_What the exercise asks:_
You are asked to write out the entries exactly as they are given.

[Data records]
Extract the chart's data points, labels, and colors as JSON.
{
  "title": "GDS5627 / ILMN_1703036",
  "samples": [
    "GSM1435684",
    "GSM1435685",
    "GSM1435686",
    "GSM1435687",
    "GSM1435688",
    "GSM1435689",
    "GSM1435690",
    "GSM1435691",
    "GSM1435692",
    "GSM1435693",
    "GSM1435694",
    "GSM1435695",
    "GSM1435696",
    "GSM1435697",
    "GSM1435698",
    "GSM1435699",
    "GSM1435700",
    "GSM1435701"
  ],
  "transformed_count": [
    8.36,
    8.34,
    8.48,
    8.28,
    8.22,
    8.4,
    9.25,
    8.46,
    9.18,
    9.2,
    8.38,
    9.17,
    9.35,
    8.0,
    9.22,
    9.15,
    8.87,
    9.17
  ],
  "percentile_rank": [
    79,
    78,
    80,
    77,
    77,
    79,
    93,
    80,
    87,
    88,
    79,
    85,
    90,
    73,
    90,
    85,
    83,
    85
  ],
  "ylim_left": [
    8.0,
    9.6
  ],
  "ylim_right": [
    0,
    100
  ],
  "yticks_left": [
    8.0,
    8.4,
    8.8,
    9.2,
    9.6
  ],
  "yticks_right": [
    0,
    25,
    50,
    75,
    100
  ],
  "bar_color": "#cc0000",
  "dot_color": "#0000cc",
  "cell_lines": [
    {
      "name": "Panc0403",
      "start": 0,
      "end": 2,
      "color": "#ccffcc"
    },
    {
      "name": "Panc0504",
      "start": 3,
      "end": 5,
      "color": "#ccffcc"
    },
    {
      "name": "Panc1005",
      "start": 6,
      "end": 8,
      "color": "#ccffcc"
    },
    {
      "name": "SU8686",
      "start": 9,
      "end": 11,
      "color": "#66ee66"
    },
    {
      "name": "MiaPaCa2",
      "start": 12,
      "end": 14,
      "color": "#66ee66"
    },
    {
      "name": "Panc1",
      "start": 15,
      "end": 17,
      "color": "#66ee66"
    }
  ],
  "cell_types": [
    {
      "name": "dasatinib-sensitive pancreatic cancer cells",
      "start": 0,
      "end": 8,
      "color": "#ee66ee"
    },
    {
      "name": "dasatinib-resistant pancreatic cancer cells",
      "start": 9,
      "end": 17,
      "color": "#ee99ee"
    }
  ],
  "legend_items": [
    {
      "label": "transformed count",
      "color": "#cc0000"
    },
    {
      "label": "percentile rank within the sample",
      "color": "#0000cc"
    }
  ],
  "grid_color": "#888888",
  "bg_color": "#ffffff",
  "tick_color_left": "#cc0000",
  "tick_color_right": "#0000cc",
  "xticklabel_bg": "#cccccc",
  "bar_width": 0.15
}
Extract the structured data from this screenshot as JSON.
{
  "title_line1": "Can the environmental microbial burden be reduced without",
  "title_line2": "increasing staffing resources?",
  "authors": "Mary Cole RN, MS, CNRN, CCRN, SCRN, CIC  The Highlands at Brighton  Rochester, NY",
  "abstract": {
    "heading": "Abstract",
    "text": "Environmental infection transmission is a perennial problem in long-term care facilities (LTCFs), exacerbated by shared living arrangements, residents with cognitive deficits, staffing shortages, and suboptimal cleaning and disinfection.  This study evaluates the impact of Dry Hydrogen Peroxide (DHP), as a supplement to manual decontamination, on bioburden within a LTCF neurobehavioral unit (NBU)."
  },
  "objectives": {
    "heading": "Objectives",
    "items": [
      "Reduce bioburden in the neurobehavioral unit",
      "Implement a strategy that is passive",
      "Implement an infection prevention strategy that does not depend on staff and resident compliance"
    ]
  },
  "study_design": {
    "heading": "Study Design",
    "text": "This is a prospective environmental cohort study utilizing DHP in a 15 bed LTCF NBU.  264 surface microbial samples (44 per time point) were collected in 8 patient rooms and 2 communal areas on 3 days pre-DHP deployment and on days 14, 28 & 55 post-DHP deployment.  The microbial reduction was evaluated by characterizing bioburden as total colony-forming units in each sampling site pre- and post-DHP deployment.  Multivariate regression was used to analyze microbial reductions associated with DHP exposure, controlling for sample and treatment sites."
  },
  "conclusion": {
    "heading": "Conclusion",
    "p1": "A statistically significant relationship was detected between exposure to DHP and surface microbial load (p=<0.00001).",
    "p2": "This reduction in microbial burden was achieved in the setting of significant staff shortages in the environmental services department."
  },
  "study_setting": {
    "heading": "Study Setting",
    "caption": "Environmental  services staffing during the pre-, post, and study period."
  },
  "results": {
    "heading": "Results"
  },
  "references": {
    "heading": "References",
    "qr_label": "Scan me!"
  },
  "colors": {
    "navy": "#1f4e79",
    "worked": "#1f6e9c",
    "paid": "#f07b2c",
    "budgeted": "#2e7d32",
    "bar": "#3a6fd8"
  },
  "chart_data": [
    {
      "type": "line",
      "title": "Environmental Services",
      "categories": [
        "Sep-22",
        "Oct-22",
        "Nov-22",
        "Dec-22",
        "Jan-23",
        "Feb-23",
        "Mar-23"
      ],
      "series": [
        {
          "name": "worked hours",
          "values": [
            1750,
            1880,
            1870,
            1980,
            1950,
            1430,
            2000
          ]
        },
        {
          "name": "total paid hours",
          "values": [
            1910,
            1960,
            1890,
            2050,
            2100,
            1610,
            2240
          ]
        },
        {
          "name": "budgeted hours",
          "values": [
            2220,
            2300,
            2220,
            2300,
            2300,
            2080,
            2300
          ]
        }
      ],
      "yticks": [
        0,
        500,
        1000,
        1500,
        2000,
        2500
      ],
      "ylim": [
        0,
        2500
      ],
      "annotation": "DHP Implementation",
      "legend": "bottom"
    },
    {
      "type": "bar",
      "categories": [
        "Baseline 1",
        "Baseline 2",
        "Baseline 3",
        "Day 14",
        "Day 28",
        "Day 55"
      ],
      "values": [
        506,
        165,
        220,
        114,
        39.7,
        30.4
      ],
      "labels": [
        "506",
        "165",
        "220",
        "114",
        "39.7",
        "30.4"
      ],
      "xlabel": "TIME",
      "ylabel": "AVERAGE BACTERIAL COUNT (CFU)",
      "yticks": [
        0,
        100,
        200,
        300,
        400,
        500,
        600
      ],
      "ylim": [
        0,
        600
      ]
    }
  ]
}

_Task response:_
Extract the chart's data points, labels, and colors as JSON.
{
  "title": "GDS5627 / ILMN_1703036",
  "samples": [
    "GSM1435684",
    "GSM1435685",
    "GSM1435686",
    "GSM1435687",
    "GSM1435688",
    "GSM1435689",
    "GSM1435690",
    "GSM1435691",
    "GSM1435692",
    "GSM1435693",
    "GSM1435694",
    "GSM1435695",
    "GSM1435696",
    "GSM1435697",
    "GSM1435698",
    "GSM1435699",
    "GSM1435700",
    "GSM1435701"
  ],
  "transformed_count": [
    8.36,
    8.34,
    8.48,
    8.28,
    8.22,
    8.4,
    9.25,
    8.46,
    9.18,
    9.2,
    8.38,
    9.17,
    9.35,
    8.0,
    9.22,
    9.15,
    8.87,
    9.17
  ],
  "percentile_rank": [
    79,
    78,
    80,
    77,
    77,
    79,
    93,
    80,
    87,
    88,
    79,
    85,
    90,
    73,
    90,
    85,
    83,
    85
  ],
  "ylim_left": [
    8.0,
    9.6
  ],
  "ylim_right": [
    0,
    100
  ],
  "yticks_left": [
    8.0,
    8.4,
    8.8,
    9.2,
    9.6
  ],
  "yticks_right": [
    0,
    25,
    50,
    75,
    100
  ],
  "bar_color": "#cc0000",
  "dot_color": "#0000cc",
  "cell_lines": [
    {
      "name": "Panc0403",
      "start": 0,
      "end": 2,
      "color": "#ccffcc"
    },
    {
      "name": "Panc0504",
      "start": 3,
      "end": 5,
      "color": "#ccffcc"
    },
    {
      "name": "Panc1005",
      "start": 6,
      "end": 8,
      "color": "#ccffcc"
    },
    {
      "name": "SU8686",
      "start": 9,
      "end": 11,
      "color": "#66ee66"
    },
    {
      "name": "MiaPaCa2",
      "start": 12,
      "end": 14,
      "color": "#66ee66"
    },
    {
      "name": "Panc1",
      "start": 15,
      "end": 17,
      "color": "#66ee66"
    }
  ],
  "cell_types": [
    {
      "name": "dasatinib-sensitive pancreatic cancer cells",
      "start": 0,
      "end": 8,
      "color": "#ee66ee"
    },
    {
      "name": "dasatinib-resistant pancreatic cancer cells",
      "start": 9,
      "end": 17,
      "color": "#ee99ee"
    }
  ],
  "legend_items": [
    {
      "label": "transformed count",
      "color": "#cc0000"
    },
    {
      "label": "percentile rank within the sample",
      "color": "#0000cc"
    }
  ],
  "grid_color": "#888888",
  "bg_color": "#ffffff",
  "tick_color_left": "#cc0000",
  "tick_color_right": "#0000cc",
  "xticklabel_bg": "#cccccc",
  "bar_width": 0.15
}
Extract the structured data from this screenshot as JSON.
{
  "title_line1": "Can the environmental microbial burden be reduced without",
  "title_line2": "increasing staffing resources?",
  "authors": "Mary Cole RN, MS, CNRN, CCRN, SCRN, CIC  The Highlands at Brighton  Rochester, NY",
  "abstract": {
    "heading": "Abstract",
    "text": "Environmental infection transmission is a perennial problem in long-term care facilities (LTCFs), exacerbated by shared living arrangements, residents with cognitive deficits, staffing shortages, and suboptimal cleaning and disinfection.  This study evaluates the impact of Dry Hydrogen Peroxide (DHP), as a supplement to manual decontamination, on bioburden within a LTCF neurobehavioral unit (NBU)."
  },
  "objectives": {
    "heading": "Objectives",
    "items": [
      "Reduce bioburden in the neurobehavioral unit",
      "Implement a strategy that is passive",
      "Implement an infection prevention strategy that does not depend on staff and resident compliance"
    ]
  },
  "study_design": {
    "heading": "Study Design",
    "text": "This is a prospective environmental cohort study utilizing DHP in a 15 bed LTCF NBU.  264 surface microbial samples (44 per time point) were collected in 8 patient rooms and 2 communal areas on 3 days pre-DHP deployment and on days 14, 28 & 55 post-DHP deployment.  The microbial reduction was evaluated by characterizing bioburden as total colony-forming units in each sampling site pre- and post-DHP deployment.  Multivariate regression was used to analyze microbial reductions associated with DHP exposure, controlling for sample and treatment sites."
  },
  "conclusion": {
    "heading": "Conclusion",
    "p1": "A statistically significant relationship was detected between exposure to DHP and surface microbial load (p=<0.00001).",
    "p2": "This reduction in microbial burden was achieved in the setting of significant staff shortages in the environmental services department."
  },
  "study_setting": {
    "heading": "Study Setting",
    "caption": "Environmental  services staffing during the pre-, post, and study period."
  },
  "results": {
    "heading": "Results"
  },
  "references": {
    "heading": "References",
    "qr_label": "Scan me!"
  },
  "colors": {
    "navy": "#1f4e79",
    "worked": "#1f6e9c",
    "paid": "#f07b2c",
    "budgeted": "#2e7d32",
    "bar": "#3a6fd8"
  },
  "chart_data": [
    {
      "type": "line",
      "title": "Environmental Services",
      "categories": [
        "Sep-22",
        "Oct-22",
        "Nov-22",
        "Dec-22",
        "Jan-23",
        "Feb-23",
        "Mar-23"
      ],
      "series": [
        {
          "name": "worked hours",
          "values": [
            1750,
            1880,
            1870,
            1980,
            1950,
            1430,
            2000
          ]
        },
        {
          "name": "total paid hours",
          "values": [
            1910,
            1960,
            1890,
            2050,
            2100,
            1610,
            2240
          ]
        },
        {
          "name": "budgeted hours",
          "values": [
            2220,
            2300,
            2220,
            2300,
            2300,
            2080,
            2300
          ]
        }
      ],
      "yticks": [
        0,
        500,
        1000,
        1500,
        2000,
        2500
      ],
      "ylim": [
        0,
        2500
      ],
      "annotation": "DHP Implementation",
      "legend": "bottom"
    },
    {
      "type": "bar",
      "categories": [
        "Baseline 1",
        "Baseline 2",
        "Baseline 3",
        "Day 14",
        "Day 28",
        "Day 55"
      ],
      "values": [
        506,
        165,
        220,
        114,
        39.7,
        30.4
      ],
      "labels": [
        "506",
        "165",
        "220",
        "114",
        "39.7",
        "30.4"
      ],
      "xlabel": "TIME",
      "ylabel": "AVERAGE BACTERIAL COUNT (CFU)",
      "yticks": [
        0,
        100,
        200,
        300,
        400,
        500,
        600
      ],
      "ylim": [
        0,
        600
      ]
    }
  ]
}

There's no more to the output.